---------- Given records

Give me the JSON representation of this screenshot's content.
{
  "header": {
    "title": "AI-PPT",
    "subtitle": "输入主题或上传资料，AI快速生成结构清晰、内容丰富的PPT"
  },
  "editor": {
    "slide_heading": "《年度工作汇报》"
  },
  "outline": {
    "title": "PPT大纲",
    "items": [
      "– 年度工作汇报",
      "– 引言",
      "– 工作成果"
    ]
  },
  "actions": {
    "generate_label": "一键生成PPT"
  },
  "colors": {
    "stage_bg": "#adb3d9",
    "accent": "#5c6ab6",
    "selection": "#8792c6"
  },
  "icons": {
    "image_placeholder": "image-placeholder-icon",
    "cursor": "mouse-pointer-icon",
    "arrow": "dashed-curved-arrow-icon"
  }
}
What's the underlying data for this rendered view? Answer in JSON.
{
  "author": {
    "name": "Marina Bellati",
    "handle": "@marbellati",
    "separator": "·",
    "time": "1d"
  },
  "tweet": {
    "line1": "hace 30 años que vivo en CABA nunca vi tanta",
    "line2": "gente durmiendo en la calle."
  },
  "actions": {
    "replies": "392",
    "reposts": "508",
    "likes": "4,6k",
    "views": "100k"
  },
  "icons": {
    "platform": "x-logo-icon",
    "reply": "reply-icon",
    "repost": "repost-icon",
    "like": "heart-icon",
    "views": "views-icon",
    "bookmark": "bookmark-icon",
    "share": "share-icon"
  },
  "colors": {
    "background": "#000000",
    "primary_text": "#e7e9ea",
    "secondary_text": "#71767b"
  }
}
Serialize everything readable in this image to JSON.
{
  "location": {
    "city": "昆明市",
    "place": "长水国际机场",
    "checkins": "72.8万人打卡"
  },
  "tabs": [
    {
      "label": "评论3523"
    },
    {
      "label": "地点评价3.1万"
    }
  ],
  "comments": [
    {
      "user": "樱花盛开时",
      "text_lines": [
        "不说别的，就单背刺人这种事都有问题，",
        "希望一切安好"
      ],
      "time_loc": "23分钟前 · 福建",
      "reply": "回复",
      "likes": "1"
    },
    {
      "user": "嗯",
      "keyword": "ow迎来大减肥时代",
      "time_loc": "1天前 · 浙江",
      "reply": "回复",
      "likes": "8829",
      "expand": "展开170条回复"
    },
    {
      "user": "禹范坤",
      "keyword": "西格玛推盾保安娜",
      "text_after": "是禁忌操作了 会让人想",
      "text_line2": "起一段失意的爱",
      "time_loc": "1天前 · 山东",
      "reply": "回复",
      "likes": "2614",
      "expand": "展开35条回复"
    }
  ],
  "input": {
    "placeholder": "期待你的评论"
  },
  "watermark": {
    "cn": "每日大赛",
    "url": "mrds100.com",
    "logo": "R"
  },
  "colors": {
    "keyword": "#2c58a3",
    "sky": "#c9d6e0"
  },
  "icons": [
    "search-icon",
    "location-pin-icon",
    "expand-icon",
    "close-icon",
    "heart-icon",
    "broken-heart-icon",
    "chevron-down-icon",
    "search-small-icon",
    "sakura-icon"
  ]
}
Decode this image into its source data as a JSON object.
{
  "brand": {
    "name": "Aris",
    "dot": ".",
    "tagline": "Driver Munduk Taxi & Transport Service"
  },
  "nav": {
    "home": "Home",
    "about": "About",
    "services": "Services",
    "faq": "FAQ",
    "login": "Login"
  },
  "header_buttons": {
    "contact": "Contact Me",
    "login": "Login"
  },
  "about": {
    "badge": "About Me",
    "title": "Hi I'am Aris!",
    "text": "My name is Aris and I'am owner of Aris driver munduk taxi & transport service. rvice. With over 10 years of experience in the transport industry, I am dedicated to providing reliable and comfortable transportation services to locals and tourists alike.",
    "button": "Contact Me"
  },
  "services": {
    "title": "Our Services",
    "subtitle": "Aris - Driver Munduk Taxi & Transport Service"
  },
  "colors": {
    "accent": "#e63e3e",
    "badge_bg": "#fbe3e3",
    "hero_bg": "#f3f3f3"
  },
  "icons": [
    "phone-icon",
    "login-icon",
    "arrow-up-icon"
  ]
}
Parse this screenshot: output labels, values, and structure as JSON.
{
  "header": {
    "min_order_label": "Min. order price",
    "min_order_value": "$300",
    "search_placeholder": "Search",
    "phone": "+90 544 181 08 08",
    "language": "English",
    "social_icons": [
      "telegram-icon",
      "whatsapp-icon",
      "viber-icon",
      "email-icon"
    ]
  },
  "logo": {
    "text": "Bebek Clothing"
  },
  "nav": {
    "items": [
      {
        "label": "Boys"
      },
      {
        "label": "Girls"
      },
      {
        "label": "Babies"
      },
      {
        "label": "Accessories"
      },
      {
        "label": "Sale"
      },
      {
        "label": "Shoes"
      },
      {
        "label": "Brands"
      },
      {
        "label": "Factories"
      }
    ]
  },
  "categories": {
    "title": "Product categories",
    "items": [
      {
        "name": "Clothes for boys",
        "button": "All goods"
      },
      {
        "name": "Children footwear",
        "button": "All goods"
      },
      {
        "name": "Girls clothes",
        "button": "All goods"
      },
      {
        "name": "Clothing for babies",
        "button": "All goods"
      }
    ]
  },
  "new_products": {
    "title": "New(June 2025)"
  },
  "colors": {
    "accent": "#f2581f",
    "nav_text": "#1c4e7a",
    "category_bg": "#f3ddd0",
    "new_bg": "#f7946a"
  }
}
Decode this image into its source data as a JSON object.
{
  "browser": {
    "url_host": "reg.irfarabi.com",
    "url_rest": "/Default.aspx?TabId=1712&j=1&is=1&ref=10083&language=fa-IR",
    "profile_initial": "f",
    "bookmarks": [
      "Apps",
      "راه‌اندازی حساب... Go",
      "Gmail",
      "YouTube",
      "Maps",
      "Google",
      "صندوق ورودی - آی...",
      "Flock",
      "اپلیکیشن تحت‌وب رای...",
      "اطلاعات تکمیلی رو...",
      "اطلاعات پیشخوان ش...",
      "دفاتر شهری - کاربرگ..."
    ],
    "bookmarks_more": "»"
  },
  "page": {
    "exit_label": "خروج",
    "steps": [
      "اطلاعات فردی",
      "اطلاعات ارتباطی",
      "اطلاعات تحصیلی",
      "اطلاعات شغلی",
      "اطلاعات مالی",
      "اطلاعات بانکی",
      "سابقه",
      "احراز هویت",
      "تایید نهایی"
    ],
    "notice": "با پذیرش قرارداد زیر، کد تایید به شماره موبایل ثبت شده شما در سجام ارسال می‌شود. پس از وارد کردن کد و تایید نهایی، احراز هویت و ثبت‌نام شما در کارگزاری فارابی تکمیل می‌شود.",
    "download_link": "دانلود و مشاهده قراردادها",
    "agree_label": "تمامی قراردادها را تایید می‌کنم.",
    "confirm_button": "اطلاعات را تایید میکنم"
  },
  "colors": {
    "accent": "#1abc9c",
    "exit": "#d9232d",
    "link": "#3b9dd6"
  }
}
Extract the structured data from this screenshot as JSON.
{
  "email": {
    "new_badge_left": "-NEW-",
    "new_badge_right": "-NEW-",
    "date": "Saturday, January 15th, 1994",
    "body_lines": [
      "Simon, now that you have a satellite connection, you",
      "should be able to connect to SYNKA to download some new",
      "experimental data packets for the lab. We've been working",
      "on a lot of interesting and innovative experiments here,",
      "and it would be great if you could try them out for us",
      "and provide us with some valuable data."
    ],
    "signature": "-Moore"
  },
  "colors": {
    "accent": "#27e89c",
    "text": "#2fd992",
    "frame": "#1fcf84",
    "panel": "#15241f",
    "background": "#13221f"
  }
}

--------------------

* Task to complete: Emit the full listing verbatim.

* Solution for this problem:
Give me the JSON representation of this screenshot's content.
{
  "header": {
    "title": "AI-PPT",
    "subtitle": "输入主题或上传资料，AI快速生成结构清晰、内容丰富的PPT"
  },
  "editor": {
    "slide_heading": "《年度工作汇报》"
  },
  "outline": {
    "title": "PPT大纲",
    "items": [
      "– 年度工作汇报",
      "– 引言",
      "– 工作成果"
    ]
  },
  "actions": {
    "generate_label": "一键生成PPT"
  },
  "colors": {
    "stage_bg": "#adb3d9",
    "accent": "#5c6ab6",
    "selection": "#8792c6"
  },
  "icons": {
    "image_placeholder": "image-placeholder-icon",
    "cursor": "mouse-pointer-icon",
    "arrow": "dashed-curved-arrow-icon"
  }
}
What's the underlying data for this rendered view? Answer in JSON.
{
  "author": {
    "name": "Marina Bellati",
    "handle": "@marbellati",
    "separator": "·",
    "time": "1d"
  },
  "tweet": {
    "line1": "hace 30 años que vivo en CABA nunca vi tanta",
    "line2": "gente durmiendo en la calle."
  },
  "actions": {
    "replies": "392",
    "reposts": "508",
    "likes": "4,6k",
    "views": "100k"
  },
  "icons": {
    "platform": "x-logo-icon",
    "reply": "reply-icon",
    "repost": "repost-icon",
    "like": "heart-icon",
    "views": "views-icon",
    "bookmark": "bookmark-icon",
    "share": "share-icon"
  },
  "colors": {
    "background": "#000000",
    "primary_text": "#e7e9ea",
    "secondary_text": "#71767b"
  }
}
Serialize everything readable in this image to JSON.
{
  "location": {
    "city": "昆明市",
    "place": "长水国际机场",
    "checkins": "72.8万人打卡"
  },
  "tabs": [
    {
      "label": "评论3523"
    },
    {
      "label": "地点评价3.1万"
    }
  ],
  "comments": [
    {
      "user": "樱花盛开时",
      "text_lines": [
        "不说别的，就单背刺人这种事都有问题，",
        "希望一切安好"
      ],
      "time_loc": "23分钟前 · 福建",
      "reply": "回复",
      "likes": "1"
    },
    {
      "user": "嗯",
      "keyword": "ow迎来大减肥时代",
      "time_loc": "1天前 · 浙江",
      "reply": "回复",
      "likes": "8829",
      "expand": "展开170条回复"
    },
    {
      "user": "禹范坤",
      "keyword": "西格玛推盾保安娜",
      "text_after": "是禁忌操作了 会让人想",
      "text_line2": "起一段失意的爱",
      "time_loc": "1天前 · 山东",
      "reply": "回复",
      "likes": "2614",
      "expand": "展开35条回复"
    }
  ],
  "input": {
    "placeholder": "期待你的评论"
  },
  "watermark": {
    "cn": "每日大赛",
    "url": "mrds100.com",
    "logo": "R"
  },
  "colors": {
    "keyword": "#2c58a3",
    "sky": "#c9d6e0"
  },
  "icons": [
    "search-icon",
    "location-pin-icon",
    "expand-icon",
    "close-icon",
    "heart-icon",
    "broken-heart-icon",
    "chevron-down-icon",
    "search-small-icon",
    "sakura-icon"
  ]
}
Decode this image into its source data as a JSON object.
{
  "brand": {
    "name": "Aris",
    "dot": ".",
    "tagline": "Driver Munduk Taxi & Transport Service"
  },
  "nav": {
    "home": "Home",
    "about": "About",
    "services": "Services",
    "faq": "FAQ",
    "login": "Login"
  },
  "header_buttons": {
    "contact": "Contact Me",
    "login": "Login"
  },
  "about": {
    "badge": "About Me",
    "title": "Hi I'am Aris!",
    "text": "My name is Aris and I'am owner of Aris driver munduk taxi & transport service. rvice. With over 10 years of experience in the transport industry, I am dedicated to providing reliable and comfortable transportation services to locals and tourists alike.",
    "button": "Contact Me"
  },
  "services": {
    "title": "Our Services",
    "subtitle": "Aris - Driver Munduk Taxi & Transport Service"
  },
  "colors": {
    "accent": "#e63e3e",
    "badge_bg": "#fbe3e3",
    "hero_bg": "#f3f3f3"
  },
  "icons": [
    "phone-icon",
    "login-icon",
    "arrow-up-icon"
  ]
}
Parse this screenshot: output labels, values, and structure as JSON.
{
  "header": {
    "min_order_label": "Min. order price",
    "min_order_value": "$300",
    "search_placeholder": "Search",
    "phone": "+90 544 181 08 08",
    "language": "English",
    "social_icons": [
      "telegram-icon",
      "whatsapp-icon",
      "viber-icon",
      "email-icon"
    ]
  },
  "logo": {
    "text": "Bebek Clothing"
  },
  "nav": {
    "items": [
      {
        "label": "Boys"
      },
      {
        "label": "Girls"
      },
      {
        "label": "Babies"
      },
      {
        "label": "Accessories"
      },
      {
        "label": "Sale"
      },
      {
        "label": "Shoes"
      },
      {
        "label": "Brands"
      },
      {
        "label": "Factories"
      }
    ]
  },
  "categories": {
    "title": "Product categories",
    "items": [
      {
        "name": "Clothes for boys",
        "button": "All goods"
      },
      {
        "name": "Children footwear",
        "button": "All goods"
      },
      {
        "name": "Girls clothes",
        "button": "All goods"
      },
      {
        "name": "Clothing for babies",
        "button": "All goods"
      }
    ]
  },
  "new_products": {
    "title": "New(June 2025)"
  },
  "colors": {
    "accent": "#f2581f",
    "nav_text": "#1c4e7a",
    "category_bg": "#f3ddd0",
    "new_bg": "#f7946a"
  }
}
Decode this image into its source data as a JSON object.
{
  "browser": {
    "url_host": "reg.irfarabi.com",
    "url_rest": "/Default.aspx?TabId=1712&j=1&is=1&ref=10083&language=fa-IR",
    "profile_initial": "f",
    "bookmarks": [
      "Apps",
      "راه‌اندازی حساب... Go",
      "Gmail",
      "YouTube",
      "Maps",
      "Google",
      "صندوق ورودی - آی...",
      "Flock",
      "اپلیکیشن تحت‌وب رای...",
      "اطلاعات تکمیلی رو...",
      "اطلاعات پیشخوان ش...",
      "دفاتر شهری - کاربرگ..."
    ],
    "bookmarks_more": "»"
  },
  "page": {
    "exit_label": "خروج",
    "steps": [
      "اطلاعات فردی",
      "اطلاعات ارتباطی",
      "اطلاعات تحصیلی",
      "اطلاعات شغلی",
      "اطلاعات مالی",
      "اطلاعات بانکی",
      "سابقه",
      "احراز هویت",
      "تایید نهایی"
    ],
    "notice": "با پذیرش قرارداد زیر، کد تایید به شماره موبایل ثبت شده شما در سجام ارسال می‌شود. پس از وارد کردن کد و تایید نهایی، احراز هویت و ثبت‌نام شما در کارگزاری فارابی تکمیل می‌شود.",
    "download_link": "دانلود و مشاهده قراردادها",
    "agree_label": "تمامی قراردادها را تایید می‌کنم.",
    "confirm_button": "اطلاعات را تایید میکنم"
  },
  "colors": {
    "accent": "#1abc9c",
    "exit": "#d9232d",
    "link": "#3b9dd6"
  }
}
Extract the structured data from this screenshot as JSON.
{
  "email": {
    "new_badge_left": "-NEW-",
    "new_badge_right": "-NEW-",
    "date": "Saturday, January 15th, 1994",
    "body_lines": [
      "Simon, now that you have a satellite connection, you",
      "should be able to connect to SYNKA to download some new",
      "experimental data packets for the lab. We've been working",
      "on a lot of interesting and innovative experiments here,",
      "and it would be great if you could try them out for us",
      "and provide us with some valuable data."
    ],
    "signature": "-Moore"
  },
  "colors": {
    "accent": "#27e89c",
    "text": "#2fd992",
    "frame": "#1fcf84",
    "panel": "#15241f",
    "background": "#13221f"
  }
}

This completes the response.